• _Exercise brief_: Repeat the listing exactly as given, omitting every image.

START Excerpted data

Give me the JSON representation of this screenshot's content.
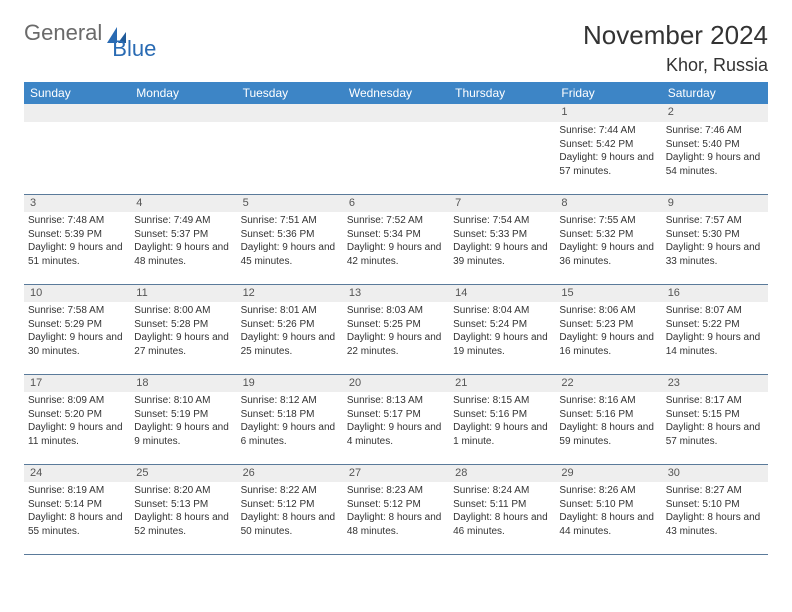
{
  "brand": {
    "part1": "General",
    "part2": "Blue"
  },
  "title": "November 2024",
  "location": "Khor, Russia",
  "colors": {
    "header_bg": "#3d85c6",
    "header_fg": "#ffffff",
    "daynum_bg": "#eeeeee",
    "border": "#5a7a9a",
    "text": "#333333",
    "logo_gray": "#6a6a6a",
    "logo_blue": "#2a6bb3"
  },
  "day_headers": [
    "Sunday",
    "Monday",
    "Tuesday",
    "Wednesday",
    "Thursday",
    "Friday",
    "Saturday"
  ],
  "weeks": [
    [
      {
        "num": "",
        "lines": []
      },
      {
        "num": "",
        "lines": []
      },
      {
        "num": "",
        "lines": []
      },
      {
        "num": "",
        "lines": []
      },
      {
        "num": "",
        "lines": []
      },
      {
        "num": "1",
        "lines": [
          "Sunrise: 7:44 AM",
          "Sunset: 5:42 PM",
          "Daylight: 9 hours and 57 minutes."
        ]
      },
      {
        "num": "2",
        "lines": [
          "Sunrise: 7:46 AM",
          "Sunset: 5:40 PM",
          "Daylight: 9 hours and 54 minutes."
        ]
      }
    ],
    [
      {
        "num": "3",
        "lines": [
          "Sunrise: 7:48 AM",
          "Sunset: 5:39 PM",
          "Daylight: 9 hours and 51 minutes."
        ]
      },
      {
        "num": "4",
        "lines": [
          "Sunrise: 7:49 AM",
          "Sunset: 5:37 PM",
          "Daylight: 9 hours and 48 minutes."
        ]
      },
      {
        "num": "5",
        "lines": [
          "Sunrise: 7:51 AM",
          "Sunset: 5:36 PM",
          "Daylight: 9 hours and 45 minutes."
        ]
      },
      {
        "num": "6",
        "lines": [
          "Sunrise: 7:52 AM",
          "Sunset: 5:34 PM",
          "Daylight: 9 hours and 42 minutes."
        ]
      },
      {
        "num": "7",
        "lines": [
          "Sunrise: 7:54 AM",
          "Sunset: 5:33 PM",
          "Daylight: 9 hours and 39 minutes."
        ]
      },
      {
        "num": "8",
        "lines": [
          "Sunrise: 7:55 AM",
          "Sunset: 5:32 PM",
          "Daylight: 9 hours and 36 minutes."
        ]
      },
      {
        "num": "9",
        "lines": [
          "Sunrise: 7:57 AM",
          "Sunset: 5:30 PM",
          "Daylight: 9 hours and 33 minutes."
        ]
      }
    ],
    [
      {
        "num": "10",
        "lines": [
          "Sunrise: 7:58 AM",
          "Sunset: 5:29 PM",
          "Daylight: 9 hours and 30 minutes."
        ]
      },
      {
        "num": "11",
        "lines": [
          "Sunrise: 8:00 AM",
          "Sunset: 5:28 PM",
          "Daylight: 9 hours and 27 minutes."
        ]
      },
      {
        "num": "12",
        "lines": [
          "Sunrise: 8:01 AM",
          "Sunset: 5:26 PM",
          "Daylight: 9 hours and 25 minutes."
        ]
      },
      {
        "num": "13",
        "lines": [
          "Sunrise: 8:03 AM",
          "Sunset: 5:25 PM",
          "Daylight: 9 hours and 22 minutes."
        ]
      },
      {
        "num": "14",
        "lines": [
          "Sunrise: 8:04 AM",
          "Sunset: 5:24 PM",
          "Daylight: 9 hours and 19 minutes."
        ]
      },
      {
        "num": "15",
        "lines": [
          "Sunrise: 8:06 AM",
          "Sunset: 5:23 PM",
          "Daylight: 9 hours and 16 minutes."
        ]
      },
      {
        "num": "16",
        "lines": [
          "Sunrise: 8:07 AM",
          "Sunset: 5:22 PM",
          "Daylight: 9 hours and 14 minutes."
        ]
      }
    ],
    [
      {
        "num": "17",
        "lines": [
          "Sunrise: 8:09 AM",
          "Sunset: 5:20 PM",
          "Daylight: 9 hours and 11 minutes."
        ]
      },
      {
        "num": "18",
        "lines": [
          "Sunrise: 8:10 AM",
          "Sunset: 5:19 PM",
          "Daylight: 9 hours and 9 minutes."
        ]
      },
      {
        "num": "19",
        "lines": [
          "Sunrise: 8:12 AM",
          "Sunset: 5:18 PM",
          "Daylight: 9 hours and 6 minutes."
        ]
      },
      {
        "num": "20",
        "lines": [
          "Sunrise: 8:13 AM",
          "Sunset: 5:17 PM",
          "Daylight: 9 hours and 4 minutes."
        ]
      },
      {
        "num": "21",
        "lines": [
          "Sunrise: 8:15 AM",
          "Sunset: 5:16 PM",
          "Daylight: 9 hours and 1 minute."
        ]
      },
      {
        "num": "22",
        "lines": [
          "Sunrise: 8:16 AM",
          "Sunset: 5:16 PM",
          "Daylight: 8 hours and 59 minutes."
        ]
      },
      {
        "num": "23",
        "lines": [
          "Sunrise: 8:17 AM",
          "Sunset: 5:15 PM",
          "Daylight: 8 hours and 57 minutes."
        ]
      }
    ],
    [
      {
        "num": "24",
        "lines": [
          "Sunrise: 8:19 AM",
          "Sunset: 5:14 PM",
          "Daylight: 8 hours and 55 minutes."
        ]
      },
      {
        "num": "25",
        "lines": [
          "Sunrise: 8:20 AM",
          "Sunset: 5:13 PM",
          "Daylight: 8 hours and 52 minutes."
        ]
      },
      {
        "num": "26",
        "lines": [
          "Sunrise: 8:22 AM",
          "Sunset: 5:12 PM",
          "Daylight: 8 hours and 50 minutes."
        ]
      },
      {
        "num": "27",
        "lines": [
          "Sunrise: 8:23 AM",
          "Sunset: 5:12 PM",
          "Daylight: 8 hours and 48 minutes."
        ]
      },
      {
        "num": "28",
        "lines": [
          "Sunrise: 8:24 AM",
          "Sunset: 5:11 PM",
          "Daylight: 8 hours and 46 minutes."
        ]
      },
      {
        "num": "29",
        "lines": [
          "Sunrise: 8:26 AM",
          "Sunset: 5:10 PM",
          "Daylight: 8 hours and 44 minutes."
        ]
      },
      {
        "num": "30",
        "lines": [
          "Sunrise: 8:27 AM",
          "Sunset: 5:10 PM",
          "Daylight: 8 hours and 43 minutes."
        ]
      }
    ]
  ]
}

END Excerpted data

• _Correct output_:
Give me the JSON representation of this screenshot's content.
{
  "brand": {
    "part1": "General",
    "part2": "Blue"
  },
  "title": "November 2024",
  "location": "Khor, Russia",
  "colors": {
    "header_bg": "#3d85c6",
    "header_fg": "#ffffff",
    "daynum_bg": "#eeeeee",
    "border": "#5a7a9a",
    "text": "#333333",
    "logo_gray": "#6a6a6a",
    "logo_blue": "#2a6bb3"
  },
  "day_headers": [
    "Sunday",
    "Monday",
    "Tuesday",
    "Wednesday",
    "Thursday",
    "Friday",
    "Saturday"
  ],
  "weeks": [
    [
      {
        "num": "",
        "lines": []
      },
      {
        "num": "",
        "lines": []
      },
      {
        "num": "",
        "lines": []
      },
      {
        "num": "",
        "lines": []
      },
      {
        "num": "",
        "lines": []
      },
      {
        "num": "1",
        "lines": [
          "Sunrise: 7:44 AM",
          "Sunset: 5:42 PM",
          "Daylight: 9 hours and 57 minutes."
        ]
      },
      {
        "num": "2",
        "lines": [
          "Sunrise: 7:46 AM",
          "Sunset: 5:40 PM",
          "Daylight: 9 hours and 54 minutes."
        ]
      }
    ],
    [
      {
        "num": "3",
        "lines": [
          "Sunrise: 7:48 AM",
          "Sunset: 5:39 PM",
          "Daylight: 9 hours and 51 minutes."
        ]
      },
      {
        "num": "4",
        "lines": [
          "Sunrise: 7:49 AM",
          "Sunset: 5:37 PM",
          "Daylight: 9 hours and 48 minutes."
        ]
      },
      {
        "num": "5",
        "lines": [
          "Sunrise: 7:51 AM",
          "Sunset: 5:36 PM",
          "Daylight: 9 hours and 45 minutes."
        ]
      },
      {
        "num": "6",
        "lines": [
          "Sunrise: 7:52 AM",
          "Sunset: 5:34 PM",
          "Daylight: 9 hours and 42 minutes."
        ]
      },
      {
        "num": "7",
        "lines": [
          "Sunrise: 7:54 AM",
          "Sunset: 5:33 PM",
          "Daylight: 9 hours and 39 minutes."
        ]
      },
      {
        "num": "8",
        "lines": [
          "Sunrise: 7:55 AM",
          "Sunset: 5:32 PM",
          "Daylight: 9 hours and 36 minutes."
        ]
      },
      {
        "num": "9",
        "lines": [
          "Sunrise: 7:57 AM",
          "Sunset: 5:30 PM",
          "Daylight: 9 hours and 33 minutes."
        ]
      }
    ],
    [
      {
        "num": "10",
        "lines": [
          "Sunrise: 7:58 AM",
          "Sunset: 5:29 PM",
          "Daylight: 9 hours and 30 minutes."
        ]
      },
      {
        "num": "11",
        "lines": [
          "Sunrise: 8:00 AM",
          "Sunset: 5:28 PM",
          "Daylight: 9 hours and 27 minutes."
        ]
      },
      {
        "num": "12",
        "lines": [
          "Sunrise: 8:01 AM",
          "Sunset: 5:26 PM",
          "Daylight: 9 hours and 25 minutes."
        ]
      },
      {
        "num": "13",
        "lines": [
          "Sunrise: 8:03 AM",
          "Sunset: 5:25 PM",
          "Daylight: 9 hours and 22 minutes."
        ]
      },
      {
        "num": "14",
        "lines": [
          "Sunrise: 8:04 AM",
          "Sunset: 5:24 PM",
          "Daylight: 9 hours and 19 minutes."
        ]
      },
      {
        "num": "15",
        "lines": [
          "Sunrise: 8:06 AM",
          "Sunset: 5:23 PM",
          "Daylight: 9 hours and 16 minutes."
        ]
      },
      {
        "num": "16",
        "lines": [
          "Sunrise: 8:07 AM",
          "Sunset: 5:22 PM",
          "Daylight: 9 hours and 14 minutes."
        ]
      }
    ],
    [
      {
        "num": "17",
        "lines": [
          "Sunrise: 8:09 AM",
          "Sunset: 5:20 PM",
          "Daylight: 9 hours and 11 minutes."
        ]
      },
      {
        "num": "18",
        "lines": [
          "Sunrise: 8:10 AM",
          "Sunset: 5:19 PM",
          "Daylight: 9 hours and 9 minutes."
        ]
      },
      {
        "num": "19",
        "lines": [
          "Sunrise: 8:12 AM",
          "Sunset: 5:18 PM",
          "Daylight: 9 hours and 6 minutes."
        ]
      },
      {
        "num": "20",
        "lines": [
          "Sunrise: 8:13 AM",
          "Sunset: 5:17 PM",
          "Daylight: 9 hours and 4 minutes."
        ]
      },
      {
        "num": "21",
        "lines": [
          "Sunrise: 8:15 AM",
          "Sunset: 5:16 PM",
          "Daylight: 9 hours and 1 minute."
        ]
      },
      {
        "num": "22",
        "lines": [
          "Sunrise: 8:16 AM",
          "Sunset: 5:16 PM",
          "Daylight: 8 hours and 59 minutes."
        ]
      },
      {
        "num": "23",
        "lines": [
          "Sunrise: 8:17 AM",
          "Sunset: 5:15 PM",
          "Daylight: 8 hours and 57 minutes."
        ]
      }
    ],
    [
      {
        "num": "24",
        "lines": [
          "Sunrise: 8:19 AM",
          "Sunset: 5:14 PM",
          "Daylight: 8 hours and 55 minutes."
        ]
      },
      {
        "num": "25",
        "lines": [
          "Sunrise: 8:20 AM",
          "Sunset: 5:13 PM",
          "Daylight: 8 hours and 52 minutes."
        ]
      },
      {
        "num": "26",
        "lines": [
          "Sunrise: 8:22 AM",
          "Sunset: 5:12 PM",
          "Daylight: 8 hours and 50 minutes."
        ]
      },
      {
        "num": "27",
        "lines": [
          "Sunrise: 8:23 AM",
          "Sunset: 5:12 PM",
          "Daylight: 8 hours and 48 minutes."
        ]
      },
      {
        "num": "28",
        "lines": [
          "Sunrise: 8:24 AM",
          "Sunset: 5:11 PM",
          "Daylight: 8 hours and 46 minutes."
        ]
      },
      {
        "num": "29",
        "lines": [
          "Sunrise: 8:26 AM",
          "Sunset: 5:10 PM",
          "Daylight: 8 hours and 44 minutes."
        ]
      },
      {
        "num": "30",
        "lines": [
          "Sunrise: 8:27 AM",
          "Sunset: 5:10 PM",
          "Daylight: 8 hours and 43 minutes."
        ]
      }
    ]
  ]
}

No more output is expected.